Look through the listing and locate every line containing the word "this"; copy those lines.

□ □ □ □ □

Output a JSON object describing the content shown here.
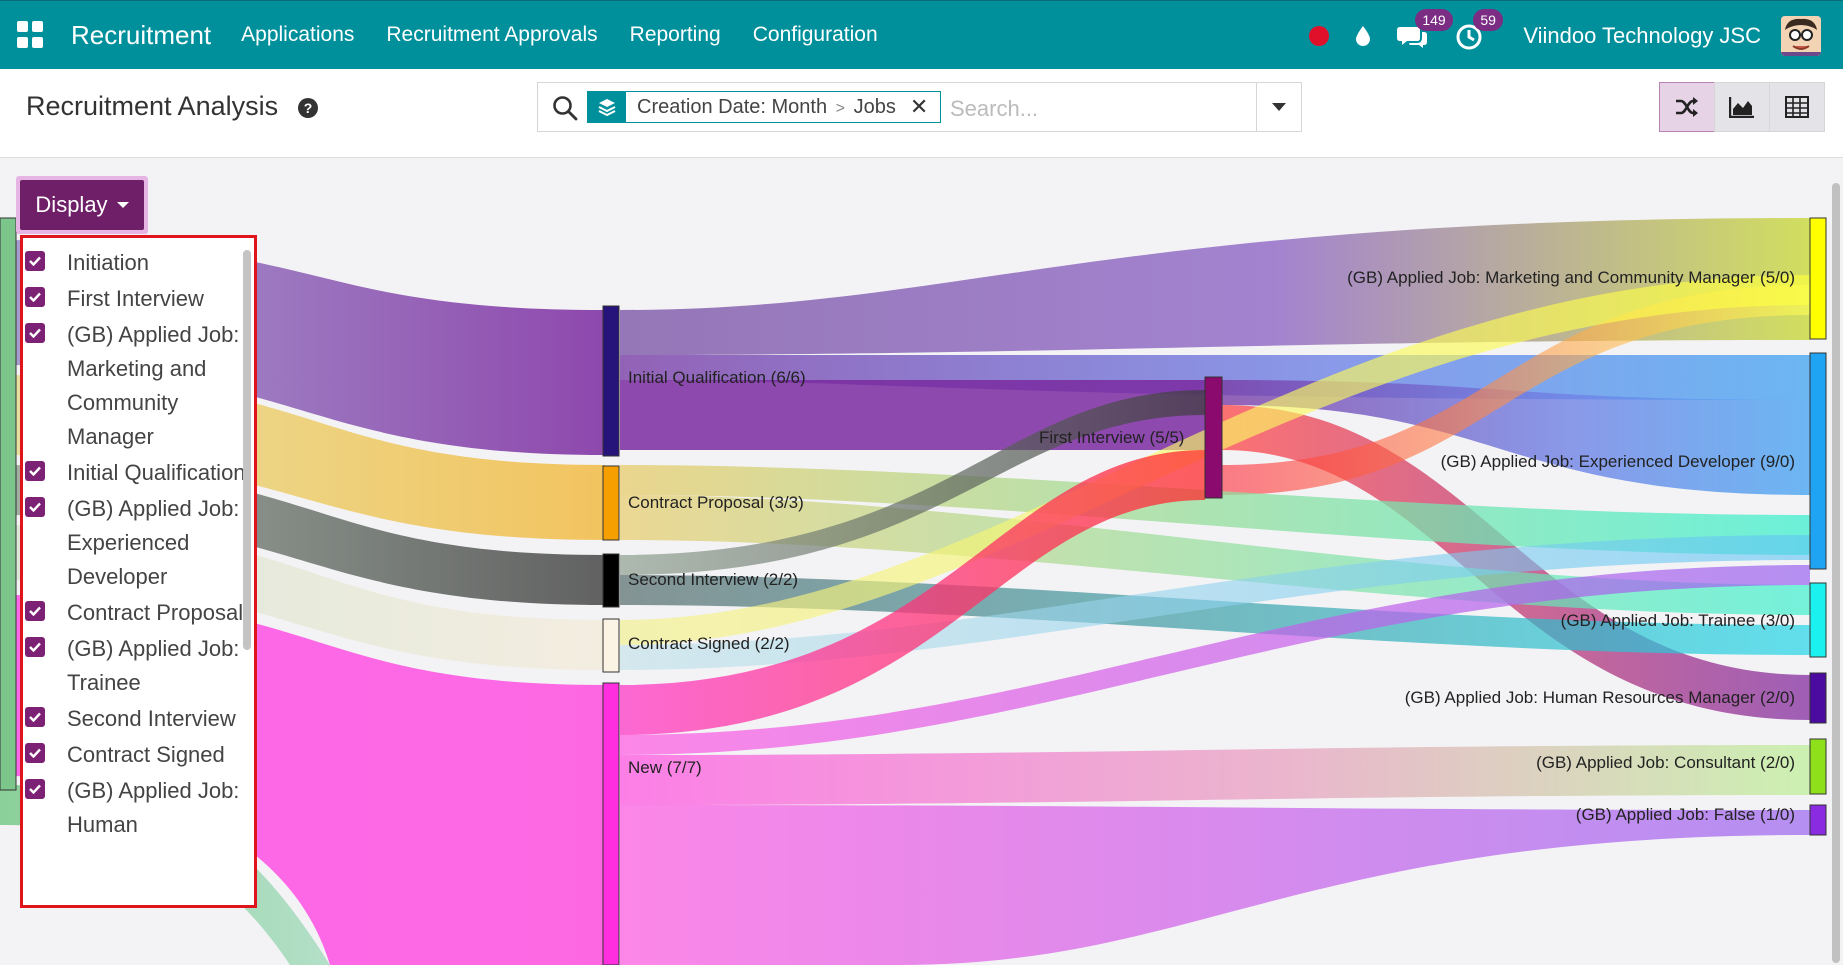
{
  "navbar": {
    "brand": "Recruitment",
    "menu": [
      "Applications",
      "Recruitment Approvals",
      "Reporting",
      "Configuration"
    ],
    "messages_count": "149",
    "activities_count": "59",
    "company": "Viindoo Technology JSC",
    "accent_color": "#00909c"
  },
  "control_panel": {
    "title": "Recruitment Analysis",
    "search": {
      "facet_first": "Creation Date: Month",
      "facet_separator": ">",
      "facet_second": "Jobs",
      "placeholder": "Search..."
    },
    "views": [
      "sankey-icon",
      "chart-area-icon",
      "table-icon"
    ]
  },
  "display": {
    "button_label": "Display",
    "items": [
      {
        "label": "Initiation",
        "checked": true
      },
      {
        "label": "First Interview",
        "checked": true
      },
      {
        "label": "(GB) Applied Job: Marketing and Community Manager",
        "checked": true
      },
      {
        "label": "Initial Qualification",
        "checked": true
      },
      {
        "label": "(GB) Applied Job: Experienced Developer",
        "checked": true
      },
      {
        "label": "Contract Proposal",
        "checked": true
      },
      {
        "label": "(GB) Applied Job: Trainee",
        "checked": true
      },
      {
        "label": "Second Interview",
        "checked": true
      },
      {
        "label": "Contract Signed",
        "checked": true
      },
      {
        "label": "(GB) Applied Job: Human",
        "checked": true
      }
    ]
  },
  "sankey": {
    "stage_nodes": [
      {
        "label": "Initial Qualification (6/6)",
        "color": "#27147a"
      },
      {
        "label": "Contract Proposal (3/3)",
        "color": "#f5a000"
      },
      {
        "label": "Second Interview (2/2)",
        "color": "#000000"
      },
      {
        "label": "Contract Signed (2/2)",
        "color": "#fbf3e4"
      },
      {
        "label": "New (7/7)",
        "color": "#ff2fe0"
      },
      {
        "label": "First Interview (5/5)",
        "color": "#8a0a6e"
      }
    ],
    "job_nodes": [
      {
        "label": "(GB) Applied Job: Marketing and Community Manager (5/0)",
        "color": "#ffff00"
      },
      {
        "label": "(GB) Applied Job: Experienced Developer (9/0)",
        "color": "#1fa3f3"
      },
      {
        "label": "(GB) Applied Job: Trainee (3/0)",
        "color": "#1bf2f0"
      },
      {
        "label": "(GB) Applied Job: Human Resources Manager (2/0)",
        "color": "#4b0aa0"
      },
      {
        "label": "(GB) Applied Job: Consultant (2/0)",
        "color": "#8ee01a"
      },
      {
        "label": "(GB) Applied Job: False (1/0)",
        "color": "#8a2be2"
      }
    ]
  }
}
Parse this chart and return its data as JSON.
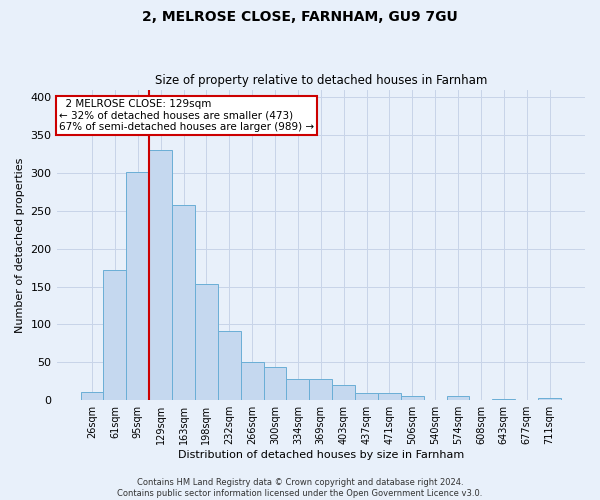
{
  "title": "2, MELROSE CLOSE, FARNHAM, GU9 7GU",
  "subtitle": "Size of property relative to detached houses in Farnham",
  "xlabel": "Distribution of detached houses by size in Farnham",
  "ylabel": "Number of detached properties",
  "footer_line1": "Contains HM Land Registry data © Crown copyright and database right 2024.",
  "footer_line2": "Contains public sector information licensed under the Open Government Licence v3.0.",
  "annotation_line1": "2 MELROSE CLOSE: 129sqm",
  "annotation_line2": "← 32% of detached houses are smaller (473)",
  "annotation_line3": "67% of semi-detached houses are larger (989) →",
  "bar_labels": [
    "26sqm",
    "61sqm",
    "95sqm",
    "129sqm",
    "163sqm",
    "198sqm",
    "232sqm",
    "266sqm",
    "300sqm",
    "334sqm",
    "369sqm",
    "403sqm",
    "437sqm",
    "471sqm",
    "506sqm",
    "540sqm",
    "574sqm",
    "608sqm",
    "643sqm",
    "677sqm",
    "711sqm"
  ],
  "bar_values": [
    11,
    172,
    301,
    330,
    258,
    153,
    92,
    50,
    44,
    28,
    28,
    20,
    10,
    10,
    5,
    0,
    5,
    0,
    2,
    0,
    3
  ],
  "bar_color": "#c5d8ef",
  "bar_edge_color": "#6aaed6",
  "red_line_index": 3,
  "ylim": [
    0,
    410
  ],
  "yticks": [
    0,
    50,
    100,
    150,
    200,
    250,
    300,
    350,
    400
  ],
  "bg_color": "#e8f0fa",
  "plot_bg_color": "#e8f0fa",
  "grid_color": "#c8d4e8",
  "annotation_box_color": "#ffffff",
  "annotation_box_edge_color": "#cc0000",
  "red_line_color": "#cc0000",
  "title_fontsize": 10,
  "subtitle_fontsize": 8.5,
  "tick_fontsize": 7,
  "ylabel_fontsize": 8,
  "xlabel_fontsize": 8,
  "annotation_fontsize": 7.5
}
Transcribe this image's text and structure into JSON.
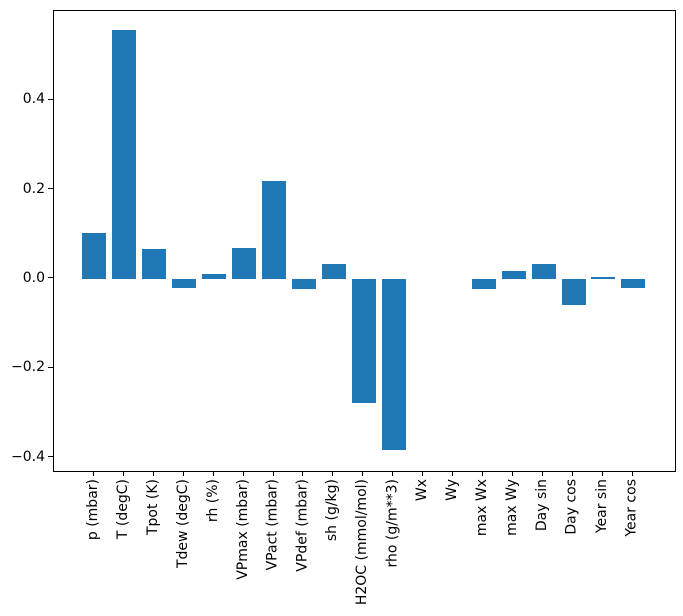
{
  "chart_data": {
    "type": "bar",
    "title": "",
    "xlabel": "",
    "ylabel": "",
    "grid": false,
    "legend_position": "none",
    "bar_color": "#1f77b4",
    "axis_color": "#000000",
    "background_color": "#ffffff",
    "categories": [
      "p (mbar)",
      "T (degC)",
      "Tpot (K)",
      "Tdew (degC)",
      "rh (%)",
      "VPmax (mbar)",
      "VPact (mbar)",
      "VPdef (mbar)",
      "sh (g/kg)",
      "H2OC (mmol/mol)",
      "rho (g/m**3)",
      "Wx",
      "Wy",
      "max Wx",
      "max Wy",
      "Day sin",
      "Day cos",
      "Year sin",
      "Year cos"
    ],
    "values": [
      0.102,
      0.557,
      0.066,
      -0.021,
      0.012,
      0.069,
      0.22,
      -0.022,
      0.034,
      -0.278,
      -0.384,
      0.0,
      0.0,
      -0.022,
      0.017,
      0.034,
      -0.059,
      0.004,
      -0.02
    ],
    "y_ticks": [
      0.4,
      0.2,
      0.0,
      -0.2,
      -0.4
    ],
    "y_tick_labels": [
      "0.4",
      "0.2",
      "0.0",
      "−0.2",
      "−0.4"
    ],
    "ylim": [
      -0.43,
      0.6
    ],
    "bar_rel_width": 0.8
  }
}
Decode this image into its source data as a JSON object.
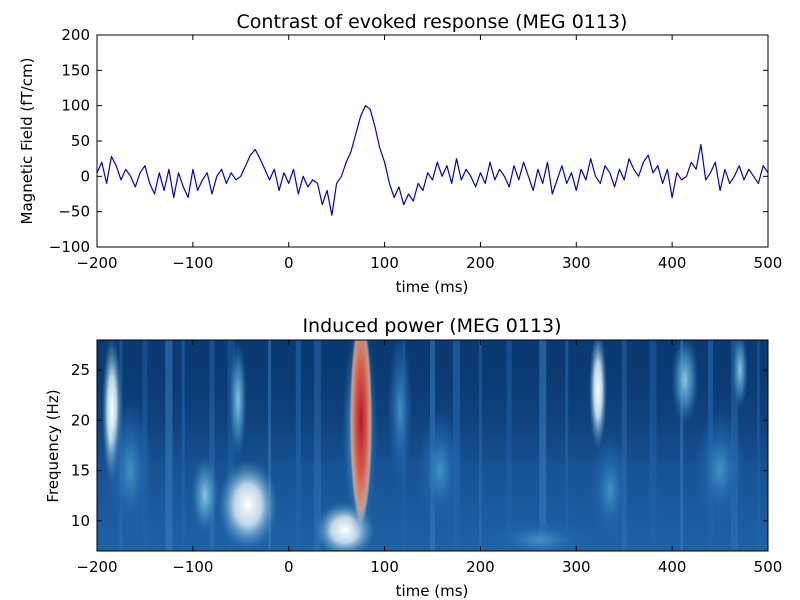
{
  "chart_data": [
    {
      "type": "line",
      "title": "Contrast of evoked response (MEG 0113)",
      "xlabel": "time (ms)",
      "ylabel": "Magnetic Field (fT/cm)",
      "xlim": [
        -200,
        500
      ],
      "ylim": [
        -100,
        200
      ],
      "xticks": [
        "−200",
        "−100",
        "0",
        "100",
        "200",
        "300",
        "400",
        "500"
      ],
      "yticks": [
        "−100",
        "−50",
        "0",
        "50",
        "100",
        "150",
        "200"
      ],
      "grid": false,
      "color": "#0000cc",
      "series": [
        {
          "x": [
            -200,
            -195,
            -190,
            -185,
            -180,
            -175,
            -170,
            -165,
            -160,
            -155,
            -150,
            -145,
            -140,
            -135,
            -130,
            -125,
            -120,
            -115,
            -110,
            -105,
            -100,
            -95,
            -90,
            -85,
            -80,
            -75,
            -70,
            -65,
            -60,
            -55,
            -50,
            -45,
            -40,
            -35,
            -30,
            -25,
            -20,
            -15,
            -10,
            -5,
            0,
            5,
            10,
            15,
            20,
            25,
            30,
            35,
            40,
            45,
            50,
            55,
            60,
            65,
            70,
            75,
            80,
            85,
            90,
            95,
            100,
            105,
            110,
            115,
            120,
            125,
            130,
            135,
            140,
            145,
            150,
            155,
            160,
            165,
            170,
            175,
            180,
            185,
            190,
            195,
            200,
            205,
            210,
            215,
            220,
            225,
            230,
            235,
            240,
            245,
            250,
            255,
            260,
            265,
            270,
            275,
            280,
            285,
            290,
            295,
            300,
            305,
            310,
            315,
            320,
            325,
            330,
            335,
            340,
            345,
            350,
            355,
            360,
            365,
            370,
            375,
            380,
            385,
            390,
            395,
            400,
            405,
            410,
            415,
            420,
            425,
            430,
            435,
            440,
            445,
            450,
            455,
            460,
            465,
            470,
            475,
            480,
            485,
            490,
            495,
            500
          ],
          "values": [
            5,
            20,
            -10,
            28,
            15,
            -5,
            10,
            0,
            -15,
            5,
            15,
            -10,
            -25,
            5,
            -20,
            10,
            -30,
            5,
            -15,
            -30,
            10,
            -20,
            -5,
            5,
            -25,
            0,
            10,
            -10,
            5,
            -5,
            0,
            15,
            30,
            38,
            25,
            10,
            -5,
            10,
            -20,
            5,
            -10,
            10,
            -25,
            0,
            -15,
            -5,
            -10,
            -40,
            -20,
            -55,
            -10,
            0,
            20,
            35,
            60,
            85,
            100,
            95,
            70,
            40,
            20,
            -10,
            -30,
            -15,
            -40,
            -25,
            -35,
            -10,
            -20,
            5,
            -5,
            20,
            0,
            15,
            -10,
            25,
            -5,
            10,
            0,
            -15,
            5,
            -10,
            20,
            -5,
            10,
            0,
            -15,
            15,
            -5,
            20,
            0,
            -20,
            10,
            -10,
            20,
            -25,
            -5,
            15,
            -10,
            5,
            -20,
            10,
            -5,
            25,
            0,
            -10,
            15,
            5,
            -15,
            10,
            -5,
            25,
            10,
            0,
            20,
            30,
            5,
            15,
            -10,
            10,
            -30,
            5,
            -5,
            0,
            20,
            10,
            45,
            -5,
            5,
            20,
            -20,
            10,
            -10,
            0,
            15,
            -5,
            10,
            0,
            -10,
            15,
            5
          ]
        }
      ]
    },
    {
      "type": "heatmap",
      "title": "Induced power (MEG 0113)",
      "xlabel": "time (ms)",
      "ylabel": "Frequency (Hz)",
      "xlim": [
        -200,
        500
      ],
      "ylim": [
        7,
        28
      ],
      "xticks": [
        "−200",
        "−100",
        "0",
        "100",
        "200",
        "300",
        "400",
        "500"
      ],
      "yticks": [
        "10",
        "15",
        "20",
        "25"
      ],
      "colormap": "RdBu_r",
      "colors": {
        "low": "#053061",
        "mid_low": "#2166ac",
        "mid": "#f7f7f7",
        "mid_high": "#f4a582",
        "high": "#b2182b"
      }
    }
  ]
}
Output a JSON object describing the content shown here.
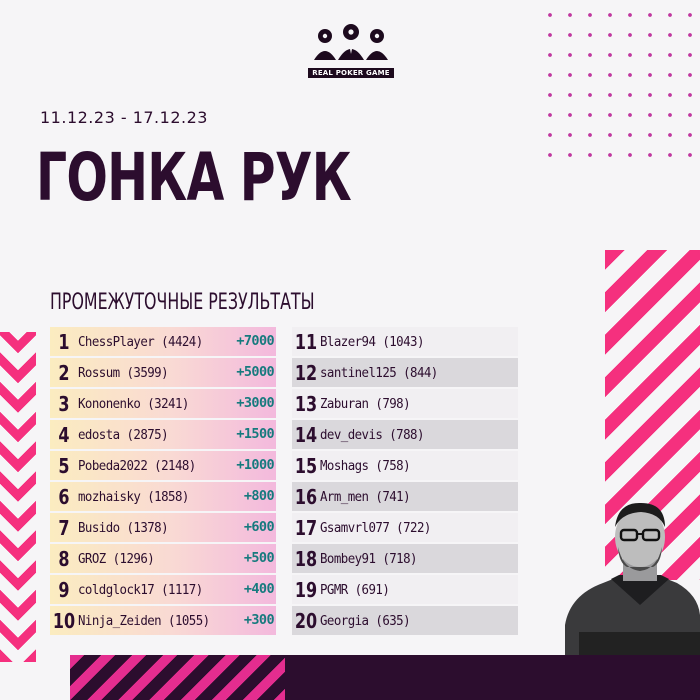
{
  "logo": {
    "text": "REAL POKER GAME"
  },
  "header": {
    "dates": "11.12.23 - 17.12.23",
    "title": "ГОНКА РУК"
  },
  "subtitle": "ПРОМЕЖУТОЧНЫЕ РЕЗУЛЬТАТЫ",
  "leaderboard_left": [
    {
      "rank": "1",
      "name": "ChessPlayer (4424)",
      "bonus": "+7000"
    },
    {
      "rank": "2",
      "name": "Rossum (3599)",
      "bonus": "+5000"
    },
    {
      "rank": "3",
      "name": "Kononenko (3241)",
      "bonus": "+3000"
    },
    {
      "rank": "4",
      "name": "edosta (2875)",
      "bonus": "+1500"
    },
    {
      "rank": "5",
      "name": "Pobeda2022 (2148)",
      "bonus": "+1000"
    },
    {
      "rank": "6",
      "name": "mozhaisky (1858)",
      "bonus": "+800"
    },
    {
      "rank": "7",
      "name": "Busido (1378)",
      "bonus": "+600"
    },
    {
      "rank": "8",
      "name": "GROZ (1296)",
      "bonus": "+500"
    },
    {
      "rank": "9",
      "name": "coldglock17 (1117)",
      "bonus": "+400"
    },
    {
      "rank": "10",
      "name": "Ninja_Zeiden (1055)",
      "bonus": "+300"
    }
  ],
  "leaderboard_right": [
    {
      "rank": "11",
      "name": "Blazer94 (1043)"
    },
    {
      "rank": "12",
      "name": "santinel125 (844)"
    },
    {
      "rank": "13",
      "name": "Zaburan (798)"
    },
    {
      "rank": "14",
      "name": "dev_devis (788)"
    },
    {
      "rank": "15",
      "name": "Moshags (758)"
    },
    {
      "rank": "16",
      "name": "Arm_men (741)"
    },
    {
      "rank": "17",
      "name": "Gsamvrl077 (722)"
    },
    {
      "rank": "18",
      "name": "Bombey91 (718)"
    },
    {
      "rank": "19",
      "name": "PGMR (691)"
    },
    {
      "rank": "20",
      "name": "Georgia (635)"
    }
  ],
  "colors": {
    "dark": "#2c0d2e",
    "accent_pink": "#f5307e",
    "dots": "#c0379f",
    "bonus_teal": "#167a7e"
  }
}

□ □ □ □ □

Answer to the problem |
Parse this chart and return its data as JSON.
Transcribe this image's text and structure into JSON.
Decode this image into its source data as a JSON object.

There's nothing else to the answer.